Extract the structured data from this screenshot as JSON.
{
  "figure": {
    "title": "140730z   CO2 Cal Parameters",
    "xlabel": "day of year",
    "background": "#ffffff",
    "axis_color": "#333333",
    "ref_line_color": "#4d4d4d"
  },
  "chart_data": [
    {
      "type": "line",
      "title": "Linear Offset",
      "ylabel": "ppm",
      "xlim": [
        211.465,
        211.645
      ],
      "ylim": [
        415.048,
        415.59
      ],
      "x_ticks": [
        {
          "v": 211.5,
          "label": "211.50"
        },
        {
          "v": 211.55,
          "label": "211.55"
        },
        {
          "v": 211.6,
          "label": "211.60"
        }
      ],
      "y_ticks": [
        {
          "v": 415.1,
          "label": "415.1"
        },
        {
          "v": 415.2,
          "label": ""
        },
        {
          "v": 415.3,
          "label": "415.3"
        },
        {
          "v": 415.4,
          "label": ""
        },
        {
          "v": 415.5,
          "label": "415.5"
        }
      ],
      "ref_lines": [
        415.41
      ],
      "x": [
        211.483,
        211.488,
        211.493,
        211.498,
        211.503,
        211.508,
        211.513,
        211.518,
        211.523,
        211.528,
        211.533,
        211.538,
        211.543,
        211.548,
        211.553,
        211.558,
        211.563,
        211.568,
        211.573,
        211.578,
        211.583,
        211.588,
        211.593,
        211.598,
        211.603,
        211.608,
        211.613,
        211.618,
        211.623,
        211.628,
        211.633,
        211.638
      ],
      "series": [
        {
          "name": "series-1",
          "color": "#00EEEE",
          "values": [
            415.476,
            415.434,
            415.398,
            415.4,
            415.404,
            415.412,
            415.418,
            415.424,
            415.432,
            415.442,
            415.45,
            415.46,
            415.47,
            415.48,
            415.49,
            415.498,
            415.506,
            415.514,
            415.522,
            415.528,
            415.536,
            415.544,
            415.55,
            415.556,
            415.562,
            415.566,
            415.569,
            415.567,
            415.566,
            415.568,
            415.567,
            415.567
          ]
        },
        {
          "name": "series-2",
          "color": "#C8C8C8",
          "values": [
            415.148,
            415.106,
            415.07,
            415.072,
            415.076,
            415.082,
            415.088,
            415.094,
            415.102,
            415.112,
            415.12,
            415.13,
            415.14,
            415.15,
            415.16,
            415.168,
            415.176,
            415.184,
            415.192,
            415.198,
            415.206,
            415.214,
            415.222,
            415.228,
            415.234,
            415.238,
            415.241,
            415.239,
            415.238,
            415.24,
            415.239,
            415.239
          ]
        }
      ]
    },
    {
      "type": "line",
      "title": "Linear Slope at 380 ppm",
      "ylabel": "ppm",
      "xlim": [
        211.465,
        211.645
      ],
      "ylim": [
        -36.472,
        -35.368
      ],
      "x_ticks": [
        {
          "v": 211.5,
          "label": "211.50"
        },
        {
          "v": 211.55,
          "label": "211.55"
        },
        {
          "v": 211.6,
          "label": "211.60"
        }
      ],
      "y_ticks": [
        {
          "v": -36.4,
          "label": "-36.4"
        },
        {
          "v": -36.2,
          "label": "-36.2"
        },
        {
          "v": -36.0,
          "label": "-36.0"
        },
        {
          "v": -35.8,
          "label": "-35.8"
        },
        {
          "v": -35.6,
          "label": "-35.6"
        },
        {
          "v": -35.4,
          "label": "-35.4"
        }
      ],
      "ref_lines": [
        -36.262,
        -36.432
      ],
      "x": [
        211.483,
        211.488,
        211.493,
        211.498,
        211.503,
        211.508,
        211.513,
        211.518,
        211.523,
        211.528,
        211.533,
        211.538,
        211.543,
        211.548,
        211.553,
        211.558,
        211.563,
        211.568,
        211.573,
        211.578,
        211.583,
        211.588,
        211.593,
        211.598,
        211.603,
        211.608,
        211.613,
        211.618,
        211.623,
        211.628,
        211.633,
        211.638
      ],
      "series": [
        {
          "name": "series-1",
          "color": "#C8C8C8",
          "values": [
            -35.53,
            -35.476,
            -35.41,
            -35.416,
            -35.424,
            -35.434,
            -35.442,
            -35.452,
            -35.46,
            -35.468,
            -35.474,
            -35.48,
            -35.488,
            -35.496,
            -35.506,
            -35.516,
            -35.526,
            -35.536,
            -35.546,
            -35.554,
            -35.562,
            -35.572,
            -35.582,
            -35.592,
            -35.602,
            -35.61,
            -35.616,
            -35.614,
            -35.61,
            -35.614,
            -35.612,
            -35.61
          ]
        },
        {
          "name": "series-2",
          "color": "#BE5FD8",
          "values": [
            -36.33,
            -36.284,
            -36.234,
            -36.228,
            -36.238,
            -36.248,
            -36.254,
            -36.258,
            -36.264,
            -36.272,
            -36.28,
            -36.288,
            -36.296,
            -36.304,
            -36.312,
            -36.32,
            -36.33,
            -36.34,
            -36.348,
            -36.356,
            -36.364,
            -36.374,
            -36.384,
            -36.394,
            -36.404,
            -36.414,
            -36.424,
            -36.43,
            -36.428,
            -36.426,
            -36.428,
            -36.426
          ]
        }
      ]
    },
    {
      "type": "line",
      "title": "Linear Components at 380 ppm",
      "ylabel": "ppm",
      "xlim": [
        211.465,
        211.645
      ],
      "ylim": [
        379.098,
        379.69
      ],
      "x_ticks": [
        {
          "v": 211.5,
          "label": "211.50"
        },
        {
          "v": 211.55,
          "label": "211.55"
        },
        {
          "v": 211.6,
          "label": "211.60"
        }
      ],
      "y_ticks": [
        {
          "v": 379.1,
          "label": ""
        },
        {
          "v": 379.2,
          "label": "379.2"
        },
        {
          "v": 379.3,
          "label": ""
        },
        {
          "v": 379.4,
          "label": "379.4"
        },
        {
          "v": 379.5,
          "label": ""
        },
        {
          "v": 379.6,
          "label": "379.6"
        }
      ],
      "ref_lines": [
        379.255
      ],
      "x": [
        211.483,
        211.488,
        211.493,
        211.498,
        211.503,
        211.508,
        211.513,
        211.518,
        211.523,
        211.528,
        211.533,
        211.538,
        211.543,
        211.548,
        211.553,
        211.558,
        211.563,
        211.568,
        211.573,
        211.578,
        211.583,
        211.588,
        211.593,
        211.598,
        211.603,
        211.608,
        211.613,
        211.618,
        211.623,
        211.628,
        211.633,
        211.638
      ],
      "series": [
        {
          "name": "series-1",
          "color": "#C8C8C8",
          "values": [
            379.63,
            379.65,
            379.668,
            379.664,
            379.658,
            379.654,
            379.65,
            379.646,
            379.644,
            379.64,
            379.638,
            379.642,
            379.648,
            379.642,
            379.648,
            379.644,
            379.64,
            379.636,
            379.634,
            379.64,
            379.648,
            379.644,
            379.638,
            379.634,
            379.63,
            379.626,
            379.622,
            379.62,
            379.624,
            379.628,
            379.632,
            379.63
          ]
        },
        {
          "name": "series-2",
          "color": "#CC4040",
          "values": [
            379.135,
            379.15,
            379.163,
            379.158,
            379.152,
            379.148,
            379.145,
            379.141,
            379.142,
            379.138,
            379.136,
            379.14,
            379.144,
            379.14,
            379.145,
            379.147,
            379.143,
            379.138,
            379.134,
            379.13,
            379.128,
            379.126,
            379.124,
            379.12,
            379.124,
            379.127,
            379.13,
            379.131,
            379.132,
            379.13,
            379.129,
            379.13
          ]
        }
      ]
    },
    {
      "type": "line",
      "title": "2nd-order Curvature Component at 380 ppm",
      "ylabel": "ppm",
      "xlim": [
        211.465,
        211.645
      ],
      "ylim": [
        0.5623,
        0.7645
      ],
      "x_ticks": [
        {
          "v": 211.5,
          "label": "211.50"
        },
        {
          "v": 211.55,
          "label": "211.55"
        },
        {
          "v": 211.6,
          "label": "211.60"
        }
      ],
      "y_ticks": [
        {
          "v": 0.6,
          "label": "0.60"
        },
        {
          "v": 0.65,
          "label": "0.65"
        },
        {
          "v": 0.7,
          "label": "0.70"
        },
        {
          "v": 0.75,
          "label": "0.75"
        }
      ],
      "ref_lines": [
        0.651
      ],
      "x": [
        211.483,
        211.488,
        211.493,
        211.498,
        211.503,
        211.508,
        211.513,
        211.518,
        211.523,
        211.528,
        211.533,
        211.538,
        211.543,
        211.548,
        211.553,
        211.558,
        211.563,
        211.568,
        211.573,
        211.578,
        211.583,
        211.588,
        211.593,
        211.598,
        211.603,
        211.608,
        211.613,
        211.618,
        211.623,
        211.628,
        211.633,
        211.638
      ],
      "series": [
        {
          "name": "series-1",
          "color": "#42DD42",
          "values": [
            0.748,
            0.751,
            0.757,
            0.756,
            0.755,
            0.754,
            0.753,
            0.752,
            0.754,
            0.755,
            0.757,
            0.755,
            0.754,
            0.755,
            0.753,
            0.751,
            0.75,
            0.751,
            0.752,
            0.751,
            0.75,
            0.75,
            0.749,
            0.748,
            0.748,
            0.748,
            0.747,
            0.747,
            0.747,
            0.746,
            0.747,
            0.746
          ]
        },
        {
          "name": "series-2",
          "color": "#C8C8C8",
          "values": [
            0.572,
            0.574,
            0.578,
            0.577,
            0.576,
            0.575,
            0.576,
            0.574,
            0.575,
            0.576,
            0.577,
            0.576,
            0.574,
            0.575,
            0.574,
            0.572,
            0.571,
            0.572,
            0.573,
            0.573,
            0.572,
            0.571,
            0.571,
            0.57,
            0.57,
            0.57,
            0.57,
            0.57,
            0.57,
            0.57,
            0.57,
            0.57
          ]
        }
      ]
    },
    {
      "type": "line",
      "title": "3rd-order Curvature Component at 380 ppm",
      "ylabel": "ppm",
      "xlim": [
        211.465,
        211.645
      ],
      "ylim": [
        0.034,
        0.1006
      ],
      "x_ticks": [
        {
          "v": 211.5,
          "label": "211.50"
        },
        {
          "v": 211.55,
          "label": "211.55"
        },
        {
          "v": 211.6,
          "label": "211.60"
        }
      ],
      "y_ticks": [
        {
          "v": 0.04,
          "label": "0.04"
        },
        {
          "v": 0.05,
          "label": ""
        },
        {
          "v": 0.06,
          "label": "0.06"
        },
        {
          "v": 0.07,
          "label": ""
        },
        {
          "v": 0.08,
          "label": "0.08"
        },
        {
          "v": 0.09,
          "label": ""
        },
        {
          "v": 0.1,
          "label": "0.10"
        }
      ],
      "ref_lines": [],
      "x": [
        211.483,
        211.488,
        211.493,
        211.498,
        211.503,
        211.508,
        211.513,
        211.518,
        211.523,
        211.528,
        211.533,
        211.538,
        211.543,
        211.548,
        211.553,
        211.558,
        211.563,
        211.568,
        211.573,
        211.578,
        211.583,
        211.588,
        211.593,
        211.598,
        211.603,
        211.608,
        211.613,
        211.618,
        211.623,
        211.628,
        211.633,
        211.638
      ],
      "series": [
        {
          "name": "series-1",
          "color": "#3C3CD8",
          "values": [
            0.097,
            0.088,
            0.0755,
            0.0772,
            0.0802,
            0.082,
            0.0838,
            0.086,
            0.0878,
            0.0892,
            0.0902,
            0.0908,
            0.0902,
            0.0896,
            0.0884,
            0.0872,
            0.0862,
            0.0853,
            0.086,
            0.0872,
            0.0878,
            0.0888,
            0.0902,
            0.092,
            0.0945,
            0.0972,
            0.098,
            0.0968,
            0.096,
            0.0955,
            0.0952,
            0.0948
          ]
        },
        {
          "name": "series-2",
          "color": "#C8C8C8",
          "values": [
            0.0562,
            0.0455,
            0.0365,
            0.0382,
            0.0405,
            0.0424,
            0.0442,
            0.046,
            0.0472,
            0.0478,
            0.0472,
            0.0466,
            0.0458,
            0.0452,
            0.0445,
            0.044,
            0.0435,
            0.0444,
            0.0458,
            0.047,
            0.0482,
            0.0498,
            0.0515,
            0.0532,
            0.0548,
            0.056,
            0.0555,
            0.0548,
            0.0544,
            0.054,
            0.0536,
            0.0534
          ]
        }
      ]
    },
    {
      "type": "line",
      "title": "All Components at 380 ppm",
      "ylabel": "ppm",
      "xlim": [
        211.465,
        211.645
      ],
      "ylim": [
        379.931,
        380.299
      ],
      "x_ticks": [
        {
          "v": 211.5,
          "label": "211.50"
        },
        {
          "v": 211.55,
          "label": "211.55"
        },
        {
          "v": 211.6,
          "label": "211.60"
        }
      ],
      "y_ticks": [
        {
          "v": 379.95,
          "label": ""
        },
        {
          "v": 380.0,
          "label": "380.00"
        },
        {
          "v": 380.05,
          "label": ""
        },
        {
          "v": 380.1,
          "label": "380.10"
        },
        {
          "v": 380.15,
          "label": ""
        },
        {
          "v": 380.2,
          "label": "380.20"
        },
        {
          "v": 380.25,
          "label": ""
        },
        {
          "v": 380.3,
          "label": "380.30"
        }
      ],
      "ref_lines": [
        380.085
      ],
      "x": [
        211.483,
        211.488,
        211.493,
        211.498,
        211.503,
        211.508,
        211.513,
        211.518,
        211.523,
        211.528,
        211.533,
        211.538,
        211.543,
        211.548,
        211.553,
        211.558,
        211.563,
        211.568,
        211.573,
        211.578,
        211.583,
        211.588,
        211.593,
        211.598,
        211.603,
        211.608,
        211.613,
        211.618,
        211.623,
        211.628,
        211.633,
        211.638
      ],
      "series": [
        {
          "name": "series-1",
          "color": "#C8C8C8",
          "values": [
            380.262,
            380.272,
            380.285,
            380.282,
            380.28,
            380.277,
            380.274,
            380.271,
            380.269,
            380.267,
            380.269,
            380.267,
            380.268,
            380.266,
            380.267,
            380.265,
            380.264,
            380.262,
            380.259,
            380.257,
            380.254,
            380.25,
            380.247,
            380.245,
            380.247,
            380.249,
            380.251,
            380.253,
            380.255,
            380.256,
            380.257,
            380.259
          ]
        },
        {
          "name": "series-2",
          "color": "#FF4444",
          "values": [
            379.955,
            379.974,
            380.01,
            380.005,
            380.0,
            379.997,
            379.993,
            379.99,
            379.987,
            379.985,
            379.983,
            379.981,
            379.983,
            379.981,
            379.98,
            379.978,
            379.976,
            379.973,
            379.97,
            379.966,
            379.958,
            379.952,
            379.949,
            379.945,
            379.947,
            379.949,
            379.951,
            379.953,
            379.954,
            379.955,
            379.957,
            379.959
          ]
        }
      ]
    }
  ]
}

§ §

## STATED GOAL:
Work out how many lines of the data hold the string "Linear". Reply with that number alone.

## SOLUTION TO THIS EXERCISE:
3